PROMOÇÕES E CONSUMIDOR: RISCOS E RESPONSABILIDADES
Frederico E. Z. Glitz[1]
É chegado aquele momento do ano em que o consumidor é bombardeado por promoções e promessas de preços e condições imperdíveis. O consumidor, contudo, deve manter uma postura de cautela, não apenas pelas condições de oferta, mas também pelo cenário econômico mais amplo.
Os dados estatísticos da Confederação Nacional do Comércio de Bens, Serviços e Turismo (CNC) indicam que o setor varejista foi especialmente afetado no ano de 2020, atingindo pela maior retração dos últimos cinco anos, com o encerramento de cerca de 75 mil atividades empresariais. Já os dados do IBGE para o ano de 2021 apontam a permanência desta tendência, com a retração do volume de vendas do comércio varejista em 0,5% no último trimestre e em 4% se comparado com o ano anterior. Há, portanto, uma tendência natural a se esperar maior apelo – comercial, publicitário e promocional – nos próximos meses.

Dados fornecidos.
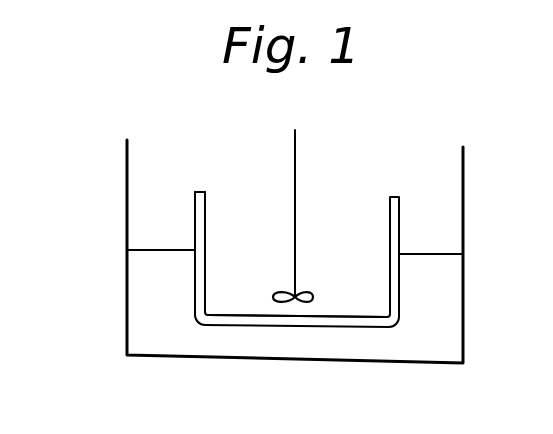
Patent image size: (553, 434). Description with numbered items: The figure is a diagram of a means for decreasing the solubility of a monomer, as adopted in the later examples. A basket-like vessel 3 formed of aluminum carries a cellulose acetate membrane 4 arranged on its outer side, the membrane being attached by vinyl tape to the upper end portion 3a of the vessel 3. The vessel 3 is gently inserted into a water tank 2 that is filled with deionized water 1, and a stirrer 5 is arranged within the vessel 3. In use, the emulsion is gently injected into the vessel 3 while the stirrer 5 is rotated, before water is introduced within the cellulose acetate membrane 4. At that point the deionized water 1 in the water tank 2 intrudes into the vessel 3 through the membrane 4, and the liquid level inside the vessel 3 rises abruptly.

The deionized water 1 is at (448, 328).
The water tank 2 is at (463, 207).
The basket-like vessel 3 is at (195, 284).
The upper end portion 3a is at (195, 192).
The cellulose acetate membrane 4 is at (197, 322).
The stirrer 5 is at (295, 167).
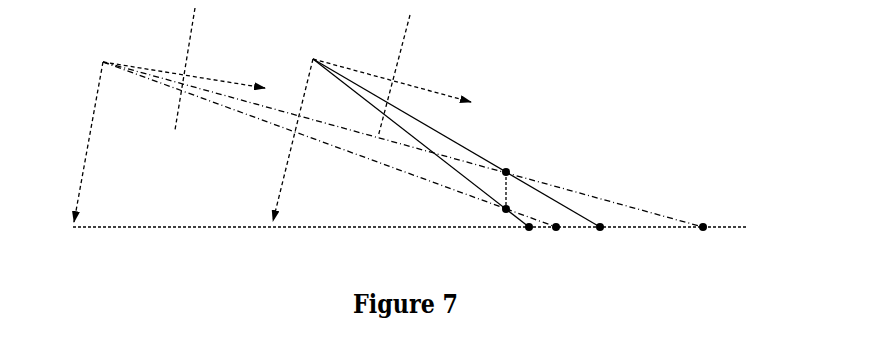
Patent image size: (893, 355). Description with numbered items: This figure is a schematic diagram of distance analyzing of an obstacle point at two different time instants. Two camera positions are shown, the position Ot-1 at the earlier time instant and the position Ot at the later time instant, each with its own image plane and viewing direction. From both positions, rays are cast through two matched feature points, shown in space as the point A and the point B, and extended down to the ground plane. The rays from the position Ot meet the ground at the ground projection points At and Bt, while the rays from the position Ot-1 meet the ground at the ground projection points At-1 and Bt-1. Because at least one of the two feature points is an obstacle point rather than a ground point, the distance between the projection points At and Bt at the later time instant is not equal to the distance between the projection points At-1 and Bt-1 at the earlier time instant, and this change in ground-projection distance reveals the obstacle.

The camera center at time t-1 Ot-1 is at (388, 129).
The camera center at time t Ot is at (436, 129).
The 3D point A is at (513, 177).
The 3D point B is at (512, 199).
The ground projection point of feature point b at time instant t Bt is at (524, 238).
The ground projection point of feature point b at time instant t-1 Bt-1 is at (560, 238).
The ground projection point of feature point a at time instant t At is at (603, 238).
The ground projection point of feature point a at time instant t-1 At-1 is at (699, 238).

* * *

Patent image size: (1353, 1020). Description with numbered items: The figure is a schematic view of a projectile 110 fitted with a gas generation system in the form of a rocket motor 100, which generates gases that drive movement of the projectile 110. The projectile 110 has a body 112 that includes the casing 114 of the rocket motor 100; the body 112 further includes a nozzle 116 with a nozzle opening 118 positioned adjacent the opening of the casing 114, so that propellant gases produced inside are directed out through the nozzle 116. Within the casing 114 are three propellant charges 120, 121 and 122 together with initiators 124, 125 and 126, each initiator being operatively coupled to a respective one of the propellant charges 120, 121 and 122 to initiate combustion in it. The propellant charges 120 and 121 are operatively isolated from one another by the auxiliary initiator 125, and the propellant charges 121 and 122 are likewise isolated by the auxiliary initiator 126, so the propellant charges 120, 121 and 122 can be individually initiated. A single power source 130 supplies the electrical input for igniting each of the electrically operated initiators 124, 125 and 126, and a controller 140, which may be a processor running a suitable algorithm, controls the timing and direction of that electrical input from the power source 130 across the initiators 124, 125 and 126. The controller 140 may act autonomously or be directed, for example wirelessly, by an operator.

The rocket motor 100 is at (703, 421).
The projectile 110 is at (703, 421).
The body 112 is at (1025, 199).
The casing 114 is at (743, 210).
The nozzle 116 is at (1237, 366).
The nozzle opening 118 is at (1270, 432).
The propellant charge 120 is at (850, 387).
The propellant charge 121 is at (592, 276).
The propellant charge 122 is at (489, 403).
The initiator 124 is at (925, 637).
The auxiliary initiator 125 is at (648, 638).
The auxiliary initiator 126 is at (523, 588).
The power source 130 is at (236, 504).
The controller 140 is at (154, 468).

Exercício proposto A. Segundo o texto sobre promoções e consumidor, por que se pode esperar um apelo comercial, publicitário e promocional maior nos próximos meses? Responda em até três frases.
Exercício proposto B. Prossiga com o texto sobre promoções e consumidor a partir da última frase apresentada.
Os dados não têm nenhum papel neste exercício.

Resposta esperada A. Porque, pelos dados da CNC, o varejo teve em 2020 sua maior retração dos últimos cinco anos, com o encerramento de cerca de 75 mil atividades empresariais. Os dados do IBGE para 2021 mostram que essa tendência continuou, com queda de 0,5% no volume de vendas do varejo no último trimestre e de 4% em relação ao ano anterior.

Resposta esperada B.
Existem, claro, muitos fatores que podem influenciar estes dados brutos. Em 2020 o auxílio e os saques emergenciais acabaram freando, em parte, um maior encolhimento da economia. Em 2021, contudo, os efeitos da retração econômica têm sido especialmente cruéis na medida em que são agravados pela crescente inflação (projetada para 8,5% neste ano), pelo aumento da miséria (algo como 14,5 milhões de brasileiros vivendo em extrema pobreza) e pela precarização das relações de trabalho (com atuais 14,4 milhões de desempregados, por exemplo).
Por outro lado, tradicionalmente, o final de ano é marcado por uma melhora destes números com a criação de postos temporários de trabalho, com o pagamento do 13º salário e, eventualmente, pela prometida retomada dos programas assistenciais. Alie-se a isso tudo a tendência natural de otimismo do período festivo e de agradecimento.
Neste quadro econômico, então, o consumidor deve atentar não apenas para as condições da oferta e para a sedutora publicidade criadora do desejo, mas também projetar – com razoável cautela – um futuro provável para suas próprias finanças e para os impactos de seu consumo.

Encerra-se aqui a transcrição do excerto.